▶ _Aim of the exercise_: Will you output the entries below exactly, skipping every image they contain?

** BEGIN **

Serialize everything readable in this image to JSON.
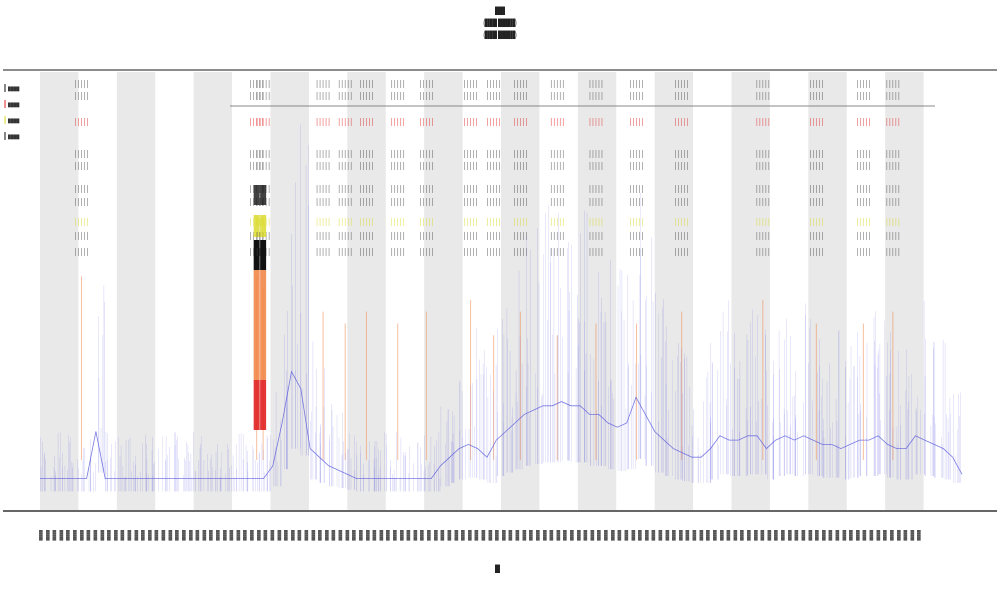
{
  "header": {
    "title": "████",
    "subtitle_1": "(█████ ███████)",
    "subtitle_2": "(█████ ███████)"
  },
  "chart_data": {
    "type": "area",
    "title": "████",
    "xlabel": "█",
    "ylabel": "",
    "grid": false,
    "legend_position": "top-left",
    "legend": [
      "████",
      "████",
      "████",
      "████"
    ],
    "x_range": [
      0,
      10000
    ],
    "y_range": [
      0,
      1
    ],
    "band_count": 24,
    "colors": {
      "coverage": "#5a5adc",
      "track_dark": "#111111",
      "track_yellow": "#d8d820",
      "track_orange": "#f08040",
      "track_red": "#e02020",
      "band": "#e9e9e9"
    },
    "series": [
      {
        "name": "████",
        "kind": "coverage profile",
        "values": [
          0.05,
          0.05,
          0.05,
          0.05,
          0.05,
          0.05,
          0.16,
          0.05,
          0.05,
          0.05,
          0.05,
          0.05,
          0.05,
          0.05,
          0.05,
          0.05,
          0.05,
          0.05,
          0.05,
          0.05,
          0.05,
          0.05,
          0.05,
          0.05,
          0.05,
          0.08,
          0.18,
          0.3,
          0.26,
          0.12,
          0.1,
          0.08,
          0.07,
          0.06,
          0.05,
          0.05,
          0.05,
          0.05,
          0.05,
          0.05,
          0.05,
          0.05,
          0.05,
          0.08,
          0.1,
          0.12,
          0.13,
          0.12,
          0.1,
          0.14,
          0.16,
          0.18,
          0.2,
          0.21,
          0.22,
          0.22,
          0.23,
          0.22,
          0.22,
          0.2,
          0.2,
          0.18,
          0.17,
          0.18,
          0.24,
          0.2,
          0.16,
          0.14,
          0.12,
          0.11,
          0.1,
          0.1,
          0.12,
          0.15,
          0.14,
          0.14,
          0.15,
          0.15,
          0.12,
          0.14,
          0.15,
          0.14,
          0.15,
          0.14,
          0.13,
          0.13,
          0.12,
          0.13,
          0.14,
          0.14,
          0.15,
          0.13,
          0.12,
          0.12,
          0.15,
          0.14,
          0.13,
          0.12,
          0.1,
          0.06
        ]
      }
    ],
    "track_columns": [
      {
        "x": 4.5,
        "height": 0.95,
        "colors": [
          "dark",
          "orange"
        ]
      },
      {
        "x": 23.5,
        "height": 0.95,
        "colors": [
          "dark",
          "yellow",
          "orange",
          "red"
        ]
      },
      {
        "x": 24.2,
        "height": 0.9,
        "colors": [
          "dark",
          "yellow",
          "orange",
          "red"
        ]
      },
      {
        "x": 30.7,
        "height": 0.8,
        "colors": [
          "dark",
          "orange"
        ]
      },
      {
        "x": 33.1,
        "height": 0.75,
        "colors": [
          "dark",
          "orange"
        ]
      },
      {
        "x": 35.4,
        "height": 0.8,
        "colors": [
          "dark",
          "orange"
        ]
      },
      {
        "x": 38.8,
        "height": 0.75,
        "colors": [
          "dark",
          "orange"
        ]
      },
      {
        "x": 41.9,
        "height": 0.8,
        "colors": [
          "dark",
          "orange"
        ]
      },
      {
        "x": 46.7,
        "height": 0.85,
        "colors": [
          "dark",
          "orange"
        ]
      },
      {
        "x": 49.2,
        "height": 0.7,
        "colors": [
          "dark",
          "orange"
        ]
      },
      {
        "x": 52.1,
        "height": 0.8,
        "colors": [
          "dark",
          "orange"
        ]
      },
      {
        "x": 56.1,
        "height": 0.7,
        "colors": [
          "dark",
          "orange"
        ]
      },
      {
        "x": 60.3,
        "height": 0.75,
        "colors": [
          "dark",
          "orange"
        ]
      },
      {
        "x": 64.7,
        "height": 0.75,
        "colors": [
          "dark",
          "orange"
        ]
      },
      {
        "x": 69.6,
        "height": 0.8,
        "colors": [
          "dark",
          "orange"
        ]
      },
      {
        "x": 78.4,
        "height": 0.85,
        "colors": [
          "dark",
          "yellow",
          "orange"
        ]
      },
      {
        "x": 84.2,
        "height": 0.75,
        "colors": [
          "dark",
          "orange"
        ]
      },
      {
        "x": 89.3,
        "height": 0.75,
        "colors": [
          "dark",
          "orange"
        ]
      },
      {
        "x": 92.5,
        "height": 0.8,
        "colors": [
          "dark",
          "orange"
        ]
      }
    ]
  }
}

** END **

▶ _Full response_:
Serialize everything readable in this image to JSON.
{
  "header": {
    "title": "████",
    "subtitle_1": "(█████ ███████)",
    "subtitle_2": "(█████ ███████)"
  },
  "chart_data": {
    "type": "area",
    "title": "████",
    "xlabel": "█",
    "ylabel": "",
    "grid": false,
    "legend_position": "top-left",
    "legend": [
      "████",
      "████",
      "████",
      "████"
    ],
    "x_range": [
      0,
      10000
    ],
    "y_range": [
      0,
      1
    ],
    "band_count": 24,
    "colors": {
      "coverage": "#5a5adc",
      "track_dark": "#111111",
      "track_yellow": "#d8d820",
      "track_orange": "#f08040",
      "track_red": "#e02020",
      "band": "#e9e9e9"
    },
    "series": [
      {
        "name": "████",
        "kind": "coverage profile",
        "values": [
          0.05,
          0.05,
          0.05,
          0.05,
          0.05,
          0.05,
          0.16,
          0.05,
          0.05,
          0.05,
          0.05,
          0.05,
          0.05,
          0.05,
          0.05,
          0.05,
          0.05,
          0.05,
          0.05,
          0.05,
          0.05,
          0.05,
          0.05,
          0.05,
          0.05,
          0.08,
          0.18,
          0.3,
          0.26,
          0.12,
          0.1,
          0.08,
          0.07,
          0.06,
          0.05,
          0.05,
          0.05,
          0.05,
          0.05,
          0.05,
          0.05,
          0.05,
          0.05,
          0.08,
          0.1,
          0.12,
          0.13,
          0.12,
          0.1,
          0.14,
          0.16,
          0.18,
          0.2,
          0.21,
          0.22,
          0.22,
          0.23,
          0.22,
          0.22,
          0.2,
          0.2,
          0.18,
          0.17,
          0.18,
          0.24,
          0.2,
          0.16,
          0.14,
          0.12,
          0.11,
          0.1,
          0.1,
          0.12,
          0.15,
          0.14,
          0.14,
          0.15,
          0.15,
          0.12,
          0.14,
          0.15,
          0.14,
          0.15,
          0.14,
          0.13,
          0.13,
          0.12,
          0.13,
          0.14,
          0.14,
          0.15,
          0.13,
          0.12,
          0.12,
          0.15,
          0.14,
          0.13,
          0.12,
          0.1,
          0.06
        ]
      }
    ],
    "track_columns": [
      {
        "x": 4.5,
        "height": 0.95,
        "colors": [
          "dark",
          "orange"
        ]
      },
      {
        "x": 23.5,
        "height": 0.95,
        "colors": [
          "dark",
          "yellow",
          "orange",
          "red"
        ]
      },
      {
        "x": 24.2,
        "height": 0.9,
        "colors": [
          "dark",
          "yellow",
          "orange",
          "red"
        ]
      },
      {
        "x": 30.7,
        "height": 0.8,
        "colors": [
          "dark",
          "orange"
        ]
      },
      {
        "x": 33.1,
        "height": 0.75,
        "colors": [
          "dark",
          "orange"
        ]
      },
      {
        "x": 35.4,
        "height": 0.8,
        "colors": [
          "dark",
          "orange"
        ]
      },
      {
        "x": 38.8,
        "height": 0.75,
        "colors": [
          "dark",
          "orange"
        ]
      },
      {
        "x": 41.9,
        "height": 0.8,
        "colors": [
          "dark",
          "orange"
        ]
      },
      {
        "x": 46.7,
        "height": 0.85,
        "colors": [
          "dark",
          "orange"
        ]
      },
      {
        "x": 49.2,
        "height": 0.7,
        "colors": [
          "dark",
          "orange"
        ]
      },
      {
        "x": 52.1,
        "height": 0.8,
        "colors": [
          "dark",
          "orange"
        ]
      },
      {
        "x": 56.1,
        "height": 0.7,
        "colors": [
          "dark",
          "orange"
        ]
      },
      {
        "x": 60.3,
        "height": 0.75,
        "colors": [
          "dark",
          "orange"
        ]
      },
      {
        "x": 64.7,
        "height": 0.75,
        "colors": [
          "dark",
          "orange"
        ]
      },
      {
        "x": 69.6,
        "height": 0.8,
        "colors": [
          "dark",
          "orange"
        ]
      },
      {
        "x": 78.4,
        "height": 0.85,
        "colors": [
          "dark",
          "yellow",
          "orange"
        ]
      },
      {
        "x": 84.2,
        "height": 0.75,
        "colors": [
          "dark",
          "orange"
        ]
      },
      {
        "x": 89.3,
        "height": 0.75,
        "colors": [
          "dark",
          "orange"
        ]
      },
      {
        "x": 92.5,
        "height": 0.8,
        "colors": [
          "dark",
          "orange"
        ]
      }
    ]
  }
}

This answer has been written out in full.